◆ **Records of document pages**
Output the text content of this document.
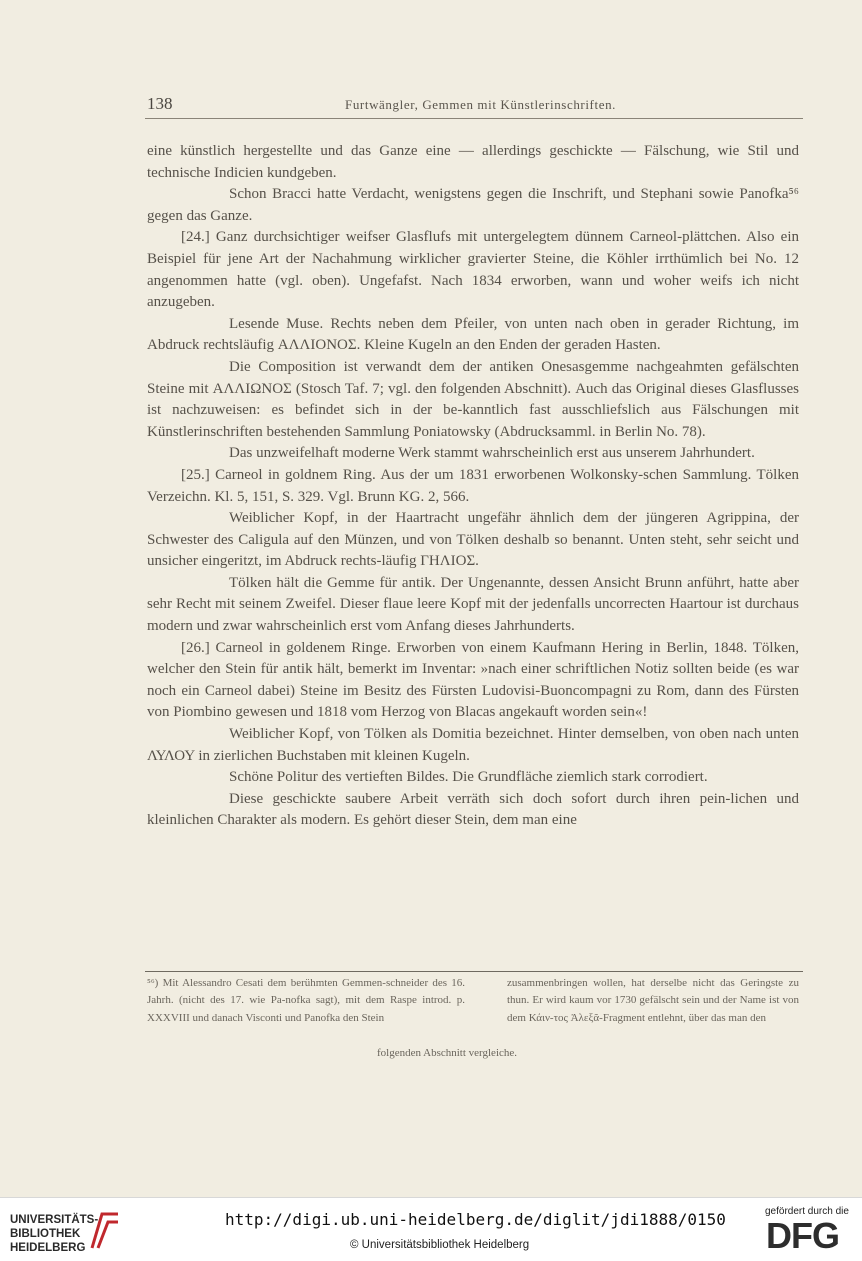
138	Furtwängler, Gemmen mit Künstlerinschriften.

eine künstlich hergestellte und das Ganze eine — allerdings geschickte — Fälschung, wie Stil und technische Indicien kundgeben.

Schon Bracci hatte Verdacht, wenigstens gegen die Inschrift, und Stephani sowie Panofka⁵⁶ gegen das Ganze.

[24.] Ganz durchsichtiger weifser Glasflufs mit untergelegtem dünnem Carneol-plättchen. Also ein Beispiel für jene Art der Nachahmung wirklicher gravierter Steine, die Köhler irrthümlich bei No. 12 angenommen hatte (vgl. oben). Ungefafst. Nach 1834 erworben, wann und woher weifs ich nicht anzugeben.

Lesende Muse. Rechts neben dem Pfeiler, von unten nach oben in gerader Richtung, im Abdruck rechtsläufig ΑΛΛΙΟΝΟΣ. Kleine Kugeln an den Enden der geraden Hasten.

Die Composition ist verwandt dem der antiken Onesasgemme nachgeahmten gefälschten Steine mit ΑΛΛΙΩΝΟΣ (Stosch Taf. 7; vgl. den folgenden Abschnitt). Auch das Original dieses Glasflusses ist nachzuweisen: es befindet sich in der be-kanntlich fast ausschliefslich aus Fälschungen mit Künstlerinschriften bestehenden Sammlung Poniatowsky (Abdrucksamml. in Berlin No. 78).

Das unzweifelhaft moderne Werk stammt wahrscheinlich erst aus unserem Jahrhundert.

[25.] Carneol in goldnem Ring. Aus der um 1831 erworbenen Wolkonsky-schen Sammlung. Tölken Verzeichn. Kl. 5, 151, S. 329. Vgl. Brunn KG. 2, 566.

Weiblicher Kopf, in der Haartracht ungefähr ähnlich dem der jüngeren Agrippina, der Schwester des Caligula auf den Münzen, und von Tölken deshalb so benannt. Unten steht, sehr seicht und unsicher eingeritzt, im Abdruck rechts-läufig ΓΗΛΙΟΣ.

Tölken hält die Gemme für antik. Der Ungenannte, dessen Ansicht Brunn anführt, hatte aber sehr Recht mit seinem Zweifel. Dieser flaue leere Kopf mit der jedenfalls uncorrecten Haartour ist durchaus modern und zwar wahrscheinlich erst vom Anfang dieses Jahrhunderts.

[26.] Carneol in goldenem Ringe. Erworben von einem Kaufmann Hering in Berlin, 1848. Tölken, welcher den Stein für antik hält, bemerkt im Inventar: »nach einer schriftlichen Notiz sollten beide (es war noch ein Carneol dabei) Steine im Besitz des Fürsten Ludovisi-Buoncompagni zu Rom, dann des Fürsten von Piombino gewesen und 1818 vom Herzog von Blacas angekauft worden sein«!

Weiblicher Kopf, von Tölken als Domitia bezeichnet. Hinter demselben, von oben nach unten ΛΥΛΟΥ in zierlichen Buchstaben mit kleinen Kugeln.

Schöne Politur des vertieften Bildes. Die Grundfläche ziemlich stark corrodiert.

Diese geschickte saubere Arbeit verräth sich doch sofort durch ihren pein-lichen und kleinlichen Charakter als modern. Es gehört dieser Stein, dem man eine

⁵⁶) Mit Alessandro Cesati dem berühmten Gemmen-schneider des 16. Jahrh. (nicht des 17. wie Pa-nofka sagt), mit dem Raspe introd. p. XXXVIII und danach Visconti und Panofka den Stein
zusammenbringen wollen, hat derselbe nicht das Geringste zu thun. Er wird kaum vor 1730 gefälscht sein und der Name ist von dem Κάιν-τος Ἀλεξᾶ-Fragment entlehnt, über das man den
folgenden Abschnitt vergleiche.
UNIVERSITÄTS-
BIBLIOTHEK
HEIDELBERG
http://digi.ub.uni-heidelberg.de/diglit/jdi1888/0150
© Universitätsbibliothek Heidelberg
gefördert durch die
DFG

◆ **WHAT THE EXERCISE ASKS**
Show every line above in which the word "Gemmen" is found.

◆ **RESULT FOR THIS TASK**
138	Furtwängler, Gemmen mit Künstlerinschriften.
⁵⁶) Mit Alessandro Cesati dem berühmten Gemmen-schneider des 16. Jahrh. (nicht des 17. wie Pa-nofka sagt), mit dem Raspe introd. p. XXXVIII und danach Visconti und Panofka den Stein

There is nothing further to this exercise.